━━ EXERCISE INPUT ━━

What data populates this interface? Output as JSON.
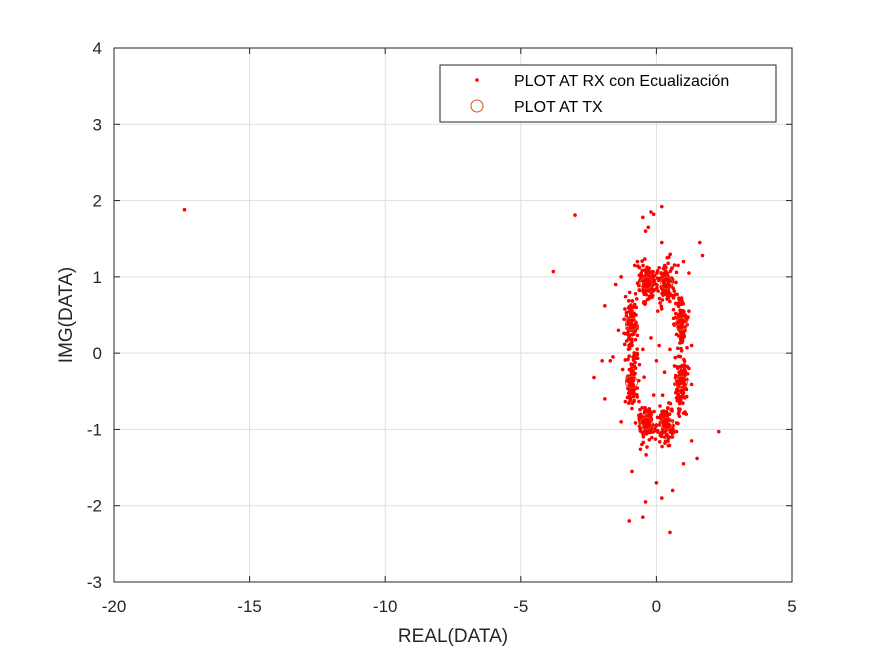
{
  "chart_data": {
    "type": "scatter",
    "title": "",
    "xlabel": "REAL(DATA)",
    "ylabel": "IMG(DATA)",
    "xlim": [
      -20,
      5
    ],
    "ylim": [
      -3,
      4
    ],
    "xticks": [
      -20,
      -15,
      -10,
      -5,
      0,
      5
    ],
    "yticks": [
      -3,
      -2,
      -1,
      0,
      1,
      2,
      3,
      4
    ],
    "xtick_labels": [
      "-20",
      "-15",
      "-10",
      "-5",
      "0",
      "5"
    ],
    "ytick_labels": [
      "-3",
      "-2",
      "-1",
      "0",
      "1",
      "2",
      "3",
      "4"
    ],
    "grid": true,
    "legend_position": "top-right",
    "colors": {
      "rx_points": "#ff0000",
      "tx_markers": "#d95319",
      "grid": "#dfdfdf",
      "axis": "#262626"
    },
    "series": [
      {
        "name": "PLOT AT RX con Ecualización",
        "marker": "dot",
        "color": "#ff0000",
        "clusters": [
          {
            "center": [
              -0.92,
              -0.38
            ],
            "spread": [
              0.12,
              0.17
            ],
            "count": 110
          },
          {
            "center": [
              -0.92,
              0.38
            ],
            "spread": [
              0.12,
              0.17
            ],
            "count": 110
          },
          {
            "center": [
              0.92,
              -0.38
            ],
            "spread": [
              0.12,
              0.17
            ],
            "count": 110
          },
          {
            "center": [
              0.92,
              0.38
            ],
            "spread": [
              0.12,
              0.17
            ],
            "count": 110
          },
          {
            "center": [
              -0.38,
              -0.92
            ],
            "spread": [
              0.16,
              0.13
            ],
            "count": 110
          },
          {
            "center": [
              0.38,
              -0.92
            ],
            "spread": [
              0.16,
              0.13
            ],
            "count": 110
          },
          {
            "center": [
              -0.38,
              0.92
            ],
            "spread": [
              0.16,
              0.13
            ],
            "count": 110
          },
          {
            "center": [
              0.38,
              0.92
            ],
            "spread": [
              0.16,
              0.13
            ],
            "count": 110
          }
        ],
        "outliers": [
          [
            -17.4,
            1.88
          ],
          [
            -3.8,
            1.07
          ],
          [
            -3.0,
            1.81
          ],
          [
            -2.3,
            -0.32
          ],
          [
            -2.0,
            -0.1
          ],
          [
            -1.9,
            0.62
          ],
          [
            -1.9,
            -0.6
          ],
          [
            -1.3,
            -0.9
          ],
          [
            -1.0,
            -2.2
          ],
          [
            -0.9,
            -1.55
          ],
          [
            -0.8,
            1.15
          ],
          [
            -0.7,
            1.2
          ],
          [
            -0.5,
            1.78
          ],
          [
            -0.4,
            1.6
          ],
          [
            -0.4,
            -1.95
          ],
          [
            -0.5,
            -2.15
          ],
          [
            -0.3,
            1.65
          ],
          [
            -0.2,
            1.85
          ],
          [
            -0.1,
            1.82
          ],
          [
            0.0,
            -1.7
          ],
          [
            0.2,
            1.92
          ],
          [
            0.2,
            1.45
          ],
          [
            0.2,
            -1.9
          ],
          [
            0.4,
            1.25
          ],
          [
            0.5,
            -2.35
          ],
          [
            0.6,
            -1.8
          ],
          [
            0.8,
            1.15
          ],
          [
            1.0,
            -1.45
          ],
          [
            1.0,
            1.2
          ],
          [
            1.2,
            1.05
          ],
          [
            1.2,
            -0.2
          ],
          [
            1.2,
            0.55
          ],
          [
            1.3,
            -1.15
          ],
          [
            1.5,
            -1.38
          ],
          [
            1.6,
            1.45
          ],
          [
            1.7,
            1.28
          ],
          [
            2.3,
            -1.03
          ],
          [
            -1.6,
            -0.05
          ],
          [
            -1.5,
            0.9
          ],
          [
            -1.7,
            -0.1
          ],
          [
            0.1,
            0.1
          ],
          [
            -0.2,
            0.2
          ],
          [
            0.3,
            -0.25
          ],
          [
            0.05,
            0.55
          ],
          [
            -0.1,
            -0.55
          ],
          [
            0.5,
            0.05
          ],
          [
            -0.5,
            0.05
          ],
          [
            0.0,
            -0.1
          ],
          [
            1.3,
            0.1
          ],
          [
            -1.4,
            0.3
          ],
          [
            -1.3,
            1.0
          ],
          [
            1.1,
            -0.8
          ]
        ]
      },
      {
        "name": "PLOT AT TX",
        "marker": "circle",
        "color": "#d95319",
        "points": [
          [
            -0.92,
            -0.38
          ],
          [
            -0.92,
            0.38
          ],
          [
            0.92,
            -0.38
          ],
          [
            0.92,
            0.38
          ],
          [
            -0.38,
            -0.92
          ],
          [
            0.38,
            -0.92
          ],
          [
            -0.38,
            0.92
          ],
          [
            0.38,
            0.92
          ]
        ]
      }
    ]
  }
}
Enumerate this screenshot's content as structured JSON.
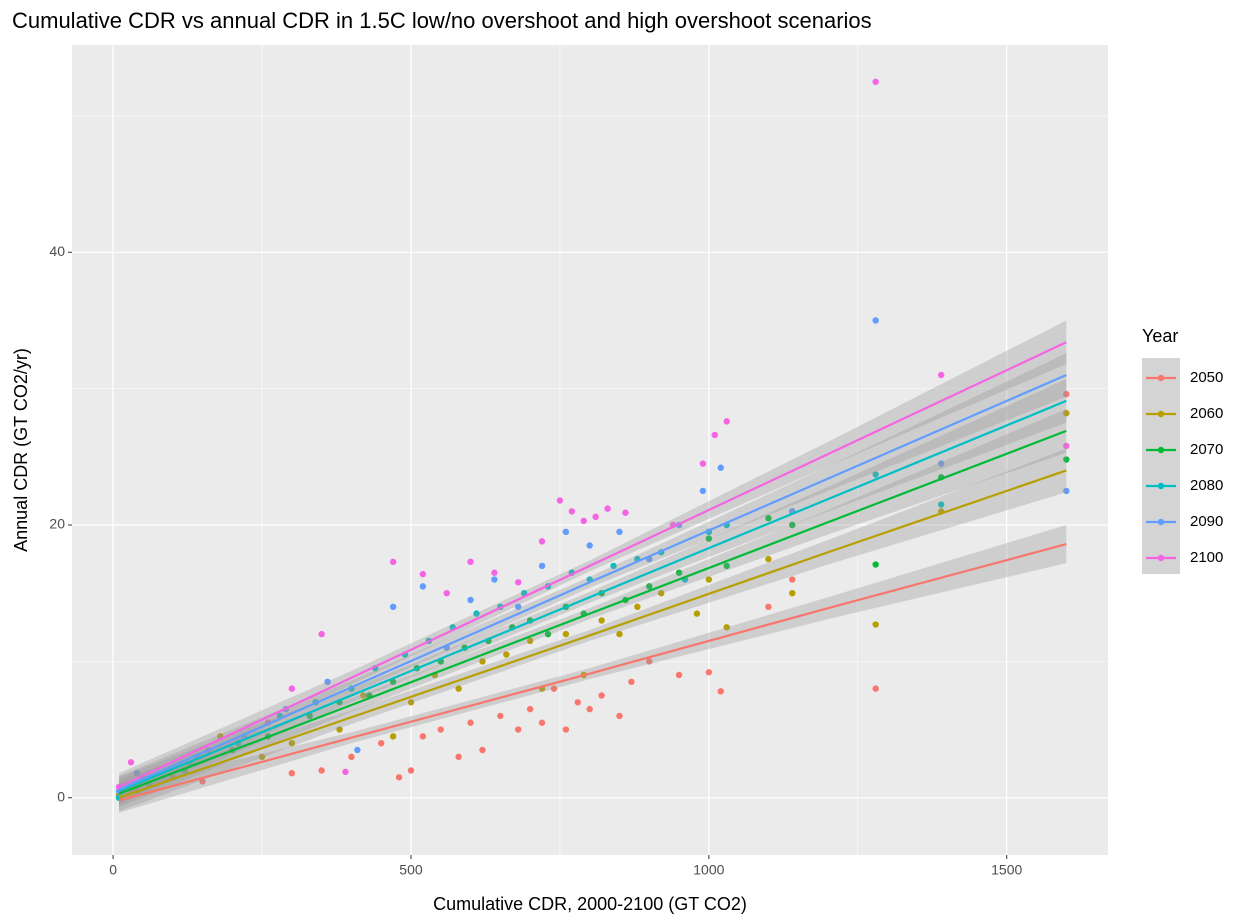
{
  "chart_data": {
    "type": "scatter",
    "title": "Cumulative CDR vs annual CDR in 1.5C low/no overshoot and high overshoot scenarios",
    "x_label": "Cumulative CDR, 2000-2100 (GT CO2)",
    "y_label": "Annual CDR (GT CO2/yr)",
    "legend_title": "Year",
    "xlim": [
      -69,
      1670
    ],
    "ylim": [
      -4.2,
      55.2
    ],
    "xticks": [
      0,
      500,
      1000,
      1500
    ],
    "yticks": [
      0,
      20,
      40
    ],
    "xminor": [
      250,
      750,
      1250
    ],
    "yminor": [
      10,
      30,
      50
    ],
    "grid": true,
    "legend": "right",
    "fit_x": [
      10,
      400,
      800,
      1200,
      1600
    ],
    "series": [
      {
        "name": "2050",
        "color": "#F8766D",
        "x": [
          10,
          30,
          150,
          300,
          350,
          400,
          450,
          480,
          500,
          520,
          550,
          580,
          600,
          620,
          650,
          680,
          700,
          720,
          740,
          760,
          780,
          800,
          820,
          850,
          870,
          900,
          950,
          1000,
          1020,
          1100,
          1140,
          1280,
          1600
        ],
        "values": [
          0,
          0.5,
          1.2,
          1.8,
          2.0,
          3.0,
          4.0,
          1.5,
          2.0,
          4.5,
          5.0,
          3.0,
          5.5,
          3.5,
          6.0,
          5.0,
          6.5,
          5.5,
          8.0,
          5.0,
          7.0,
          6.5,
          7.5,
          6.0,
          8.5,
          10.0,
          9.0,
          9.2,
          7.8,
          14.0,
          16.0,
          8.0,
          29.6
        ],
        "fit": [
          -0.2,
          4.4,
          9.1,
          13.9,
          18.6
        ],
        "fit_lower": [
          -1.1,
          4.0,
          8.7,
          13.1,
          17.2
        ],
        "fit_upper": [
          0.7,
          4.8,
          9.5,
          14.7,
          20.0
        ]
      },
      {
        "name": "2060",
        "color": "#B79F00",
        "x": [
          10,
          40,
          100,
          180,
          250,
          300,
          380,
          420,
          470,
          500,
          540,
          580,
          620,
          660,
          700,
          720,
          760,
          790,
          820,
          850,
          880,
          920,
          980,
          1000,
          1030,
          1100,
          1140,
          1280,
          1390,
          1600
        ],
        "values": [
          0.2,
          0.5,
          1.5,
          4.5,
          3.0,
          4.0,
          5.0,
          7.5,
          4.5,
          7.0,
          9.0,
          8.0,
          10.0,
          10.5,
          11.5,
          8.0,
          12.0,
          9.0,
          13.0,
          12.0,
          14.0,
          15.0,
          13.5,
          16.0,
          12.5,
          17.5,
          15.0,
          12.7,
          21.0,
          28.2
        ],
        "fit": [
          0,
          5.9,
          11.9,
          18.0,
          24.0
        ],
        "fit_lower": [
          -1.0,
          5.4,
          11.5,
          17.1,
          22.4
        ],
        "fit_upper": [
          1.0,
          6.4,
          12.3,
          18.9,
          25.6
        ]
      },
      {
        "name": "2070",
        "color": "#00BA38",
        "x": [
          15,
          60,
          120,
          200,
          260,
          330,
          380,
          430,
          470,
          510,
          550,
          590,
          630,
          670,
          700,
          730,
          760,
          790,
          820,
          860,
          900,
          950,
          1000,
          1030,
          1100,
          1140,
          1280,
          1390,
          1600
        ],
        "values": [
          0.5,
          1.0,
          2.0,
          3.5,
          4.5,
          6.0,
          7.0,
          7.5,
          8.5,
          9.5,
          10.0,
          11.0,
          11.5,
          12.5,
          13.0,
          12.0,
          14.0,
          13.5,
          15.0,
          14.5,
          15.5,
          16.5,
          19.0,
          17.0,
          20.5,
          20.0,
          17.1,
          23.5,
          24.8
        ],
        "fit": [
          0.3,
          6.8,
          13.5,
          20.2,
          26.9
        ],
        "fit_lower": [
          -0.7,
          6.3,
          13.1,
          19.3,
          25.3
        ],
        "fit_upper": [
          1.3,
          7.3,
          13.9,
          21.1,
          28.5
        ]
      },
      {
        "name": "2080",
        "color": "#00BFC4",
        "x": [
          10,
          50,
          130,
          210,
          280,
          340,
          400,
          440,
          490,
          530,
          570,
          610,
          650,
          690,
          730,
          770,
          800,
          840,
          880,
          920,
          960,
          1000,
          1030,
          1140,
          1280,
          1390
        ],
        "values": [
          0,
          1.5,
          2.5,
          4.0,
          6.0,
          7.0,
          8.0,
          9.5,
          10.5,
          11.5,
          12.5,
          13.5,
          14.0,
          15.0,
          15.5,
          16.5,
          16.0,
          17.0,
          17.5,
          18.0,
          16.0,
          19.5,
          20.0,
          21.0,
          23.7,
          21.5
        ],
        "fit": [
          0.5,
          7.5,
          14.7,
          21.9,
          29.1
        ],
        "fit_lower": [
          -0.5,
          7.0,
          14.3,
          21.0,
          27.5
        ],
        "fit_upper": [
          1.5,
          8.0,
          15.1,
          22.8,
          30.7
        ]
      },
      {
        "name": "2090",
        "color": "#619CFF",
        "x": [
          10,
          40,
          140,
          220,
          290,
          360,
          410,
          470,
          520,
          560,
          600,
          640,
          680,
          720,
          760,
          800,
          850,
          900,
          950,
          990,
          1020,
          1140,
          1280,
          1390,
          1600
        ],
        "values": [
          0.5,
          1.8,
          3.0,
          4.5,
          6.5,
          8.5,
          3.5,
          14.0,
          15.5,
          11.0,
          14.5,
          16.0,
          14.0,
          17.0,
          19.5,
          18.5,
          19.5,
          17.5,
          20.0,
          22.5,
          24.2,
          21.0,
          35.0,
          24.5,
          22.5
        ],
        "fit": [
          0.6,
          8.1,
          15.8,
          23.4,
          31.0
        ],
        "fit_lower": [
          -0.4,
          7.6,
          15.4,
          22.5,
          29.4
        ],
        "fit_upper": [
          1.6,
          8.6,
          16.2,
          24.3,
          32.6
        ]
      },
      {
        "name": "2100",
        "color": "#F564E3",
        "x": [
          10,
          30,
          160,
          260,
          300,
          350,
          390,
          470,
          520,
          560,
          600,
          640,
          680,
          720,
          750,
          770,
          790,
          810,
          830,
          860,
          940,
          990,
          1010,
          1030,
          1280,
          1390,
          1600
        ],
        "values": [
          0.8,
          2.6,
          3.5,
          5.5,
          8.0,
          12.0,
          1.9,
          17.3,
          16.4,
          15.0,
          17.3,
          16.5,
          15.8,
          18.8,
          21.8,
          21.0,
          20.3,
          20.6,
          21.2,
          20.9,
          20.0,
          24.5,
          26.6,
          27.6,
          52.5,
          31.0,
          25.8
        ],
        "fit": [
          0.8,
          8.8,
          17.0,
          25.2,
          33.4
        ],
        "fit_lower": [
          -0.2,
          8.3,
          16.6,
          24.3,
          31.8
        ],
        "fit_upper": [
          1.8,
          9.3,
          17.4,
          26.1,
          35.0
        ]
      }
    ]
  }
}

━━━

## SHORT TASK
Pull every line containing the word "right" out of the entries above.

## THE REPLY
    "legend_position": "top-right",
    "legend": "right",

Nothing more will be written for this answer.